### Exercise
Retype every entry word for word.

--- start ---

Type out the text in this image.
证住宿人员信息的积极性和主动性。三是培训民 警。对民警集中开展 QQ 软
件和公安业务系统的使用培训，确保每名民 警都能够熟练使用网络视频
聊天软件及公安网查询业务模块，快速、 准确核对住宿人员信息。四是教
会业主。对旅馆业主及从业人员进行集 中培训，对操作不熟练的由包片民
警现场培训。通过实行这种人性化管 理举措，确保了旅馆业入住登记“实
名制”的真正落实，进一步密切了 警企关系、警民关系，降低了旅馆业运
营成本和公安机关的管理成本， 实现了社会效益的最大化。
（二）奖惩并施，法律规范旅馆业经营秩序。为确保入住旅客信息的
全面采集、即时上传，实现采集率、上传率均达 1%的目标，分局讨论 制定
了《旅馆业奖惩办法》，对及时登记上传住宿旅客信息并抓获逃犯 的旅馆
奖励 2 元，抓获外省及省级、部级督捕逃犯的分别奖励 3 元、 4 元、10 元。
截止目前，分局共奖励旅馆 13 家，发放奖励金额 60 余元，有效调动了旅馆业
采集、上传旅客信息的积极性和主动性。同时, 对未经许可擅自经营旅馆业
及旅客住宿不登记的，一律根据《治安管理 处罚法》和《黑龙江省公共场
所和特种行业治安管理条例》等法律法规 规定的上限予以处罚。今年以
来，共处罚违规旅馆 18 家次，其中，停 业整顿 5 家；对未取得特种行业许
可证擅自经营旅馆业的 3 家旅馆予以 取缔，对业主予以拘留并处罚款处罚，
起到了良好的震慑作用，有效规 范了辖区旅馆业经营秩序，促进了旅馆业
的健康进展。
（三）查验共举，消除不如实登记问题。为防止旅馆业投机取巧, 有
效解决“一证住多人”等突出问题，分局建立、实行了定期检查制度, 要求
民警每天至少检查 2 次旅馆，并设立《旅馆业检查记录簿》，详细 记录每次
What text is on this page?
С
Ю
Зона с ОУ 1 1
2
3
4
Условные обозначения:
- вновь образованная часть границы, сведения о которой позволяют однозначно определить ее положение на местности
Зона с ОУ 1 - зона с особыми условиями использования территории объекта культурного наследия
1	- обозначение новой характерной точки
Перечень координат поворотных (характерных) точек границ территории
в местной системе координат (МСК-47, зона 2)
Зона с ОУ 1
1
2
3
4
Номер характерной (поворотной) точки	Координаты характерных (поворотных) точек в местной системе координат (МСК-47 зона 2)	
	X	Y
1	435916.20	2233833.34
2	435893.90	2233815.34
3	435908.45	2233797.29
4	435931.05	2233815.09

--- end ---

### Final answer
Type out the text in this image.
证住宿人员信息的积极性和主动性。三是培训民 警。对民警集中开展 QQ 软
件和公安业务系统的使用培训，确保每名民 警都能够熟练使用网络视频
聊天软件及公安网查询业务模块，快速、 准确核对住宿人员信息。四是教
会业主。对旅馆业主及从业人员进行集 中培训，对操作不熟练的由包片民
警现场培训。通过实行这种人性化管 理举措，确保了旅馆业入住登记“实
名制”的真正落实，进一步密切了 警企关系、警民关系，降低了旅馆业运
营成本和公安机关的管理成本， 实现了社会效益的最大化。
（二）奖惩并施，法律规范旅馆业经营秩序。为确保入住旅客信息的
全面采集、即时上传，实现采集率、上传率均达 1%的目标，分局讨论 制定
了《旅馆业奖惩办法》，对及时登记上传住宿旅客信息并抓获逃犯 的旅馆
奖励 2 元，抓获外省及省级、部级督捕逃犯的分别奖励 3 元、 4 元、10 元。
截止目前，分局共奖励旅馆 13 家，发放奖励金额 60 余元，有效调动了旅馆业
采集、上传旅客信息的积极性和主动性。同时, 对未经许可擅自经营旅馆业
及旅客住宿不登记的，一律根据《治安管理 处罚法》和《黑龙江省公共场
所和特种行业治安管理条例》等法律法规 规定的上限予以处罚。今年以
来，共处罚违规旅馆 18 家次，其中，停 业整顿 5 家；对未取得特种行业许
可证擅自经营旅馆业的 3 家旅馆予以 取缔，对业主予以拘留并处罚款处罚，
起到了良好的震慑作用，有效规 范了辖区旅馆业经营秩序，促进了旅馆业
的健康进展。
（三）查验共举，消除不如实登记问题。为防止旅馆业投机取巧, 有
效解决“一证住多人”等突出问题，分局建立、实行了定期检查制度, 要求
民警每天至少检查 2 次旅馆，并设立《旅馆业检查记录簿》，详细 记录每次
What text is on this page?
С
Ю
Зона с ОУ 1 1
2
3
4
Условные обозначения:
- вновь образованная часть границы, сведения о которой позволяют однозначно определить ее положение на местности
Зона с ОУ 1 - зона с особыми условиями использования территории объекта культурного наследия
1	- обозначение новой характерной точки
Перечень координат поворотных (характерных) точек границ территории
в местной системе координат (МСК-47, зона 2)
Зона с ОУ 1
1
2
3
4
Номер характерной (поворотной) точки	Координаты характерных (поворотных) точек в местной системе координат (МСК-47 зона 2)	
	X	Y
1	435916.20	2233833.34
2	435893.90	2233815.34
3	435908.45	2233797.29
4	435931.05	2233815.09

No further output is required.